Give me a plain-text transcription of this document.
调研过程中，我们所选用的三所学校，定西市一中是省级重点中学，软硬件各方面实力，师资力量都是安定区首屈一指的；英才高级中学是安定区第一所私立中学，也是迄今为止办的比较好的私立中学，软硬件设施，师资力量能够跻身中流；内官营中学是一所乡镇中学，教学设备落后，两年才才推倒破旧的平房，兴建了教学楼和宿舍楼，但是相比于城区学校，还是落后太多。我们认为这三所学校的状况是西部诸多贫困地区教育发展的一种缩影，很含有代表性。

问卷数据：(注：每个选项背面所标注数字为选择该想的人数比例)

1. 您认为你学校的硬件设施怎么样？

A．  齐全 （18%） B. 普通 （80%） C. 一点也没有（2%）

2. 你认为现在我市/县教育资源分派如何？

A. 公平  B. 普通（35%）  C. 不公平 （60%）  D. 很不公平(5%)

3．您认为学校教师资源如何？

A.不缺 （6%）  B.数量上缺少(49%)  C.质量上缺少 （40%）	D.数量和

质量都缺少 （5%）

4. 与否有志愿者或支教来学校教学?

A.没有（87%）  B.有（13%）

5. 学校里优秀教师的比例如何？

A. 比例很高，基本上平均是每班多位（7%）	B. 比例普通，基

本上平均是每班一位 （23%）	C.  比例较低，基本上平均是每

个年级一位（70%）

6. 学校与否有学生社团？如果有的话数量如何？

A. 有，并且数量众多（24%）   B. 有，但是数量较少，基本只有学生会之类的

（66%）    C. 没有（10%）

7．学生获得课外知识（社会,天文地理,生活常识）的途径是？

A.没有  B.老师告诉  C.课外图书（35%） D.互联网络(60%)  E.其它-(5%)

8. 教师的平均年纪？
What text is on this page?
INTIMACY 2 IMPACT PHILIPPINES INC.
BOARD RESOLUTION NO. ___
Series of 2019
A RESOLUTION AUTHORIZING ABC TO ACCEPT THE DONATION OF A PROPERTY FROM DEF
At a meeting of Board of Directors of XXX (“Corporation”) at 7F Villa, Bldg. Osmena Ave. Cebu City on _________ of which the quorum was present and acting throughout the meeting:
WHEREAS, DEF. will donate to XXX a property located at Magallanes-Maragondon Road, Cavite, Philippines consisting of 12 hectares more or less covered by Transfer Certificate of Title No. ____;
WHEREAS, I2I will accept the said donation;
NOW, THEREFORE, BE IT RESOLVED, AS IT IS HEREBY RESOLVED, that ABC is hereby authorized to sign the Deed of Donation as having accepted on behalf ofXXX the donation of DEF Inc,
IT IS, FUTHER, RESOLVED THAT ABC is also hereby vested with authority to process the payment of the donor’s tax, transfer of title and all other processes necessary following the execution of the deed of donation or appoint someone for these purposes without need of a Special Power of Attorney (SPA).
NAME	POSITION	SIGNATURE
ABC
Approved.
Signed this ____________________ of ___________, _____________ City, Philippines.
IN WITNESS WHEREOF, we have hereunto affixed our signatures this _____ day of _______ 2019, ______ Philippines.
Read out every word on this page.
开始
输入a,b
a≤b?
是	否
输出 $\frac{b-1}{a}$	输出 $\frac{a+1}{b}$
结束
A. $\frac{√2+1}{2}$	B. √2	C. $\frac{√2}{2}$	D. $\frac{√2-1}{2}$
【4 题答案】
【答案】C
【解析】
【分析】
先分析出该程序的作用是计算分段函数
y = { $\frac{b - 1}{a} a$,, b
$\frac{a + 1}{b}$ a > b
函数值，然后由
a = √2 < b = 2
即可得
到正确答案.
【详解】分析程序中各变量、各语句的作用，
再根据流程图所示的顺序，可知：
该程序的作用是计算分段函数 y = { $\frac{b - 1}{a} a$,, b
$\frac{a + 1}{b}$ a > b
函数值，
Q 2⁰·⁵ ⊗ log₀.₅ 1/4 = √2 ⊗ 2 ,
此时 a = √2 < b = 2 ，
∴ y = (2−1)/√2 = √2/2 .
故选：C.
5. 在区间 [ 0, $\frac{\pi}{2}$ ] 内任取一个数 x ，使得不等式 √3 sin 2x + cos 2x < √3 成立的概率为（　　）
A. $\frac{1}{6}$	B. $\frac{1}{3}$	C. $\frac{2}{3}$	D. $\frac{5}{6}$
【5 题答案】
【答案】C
_ _ _ _ _ _ _
## Task details
Using the listing, say how many lines include the word "page", and add nothing else.

## Task output
2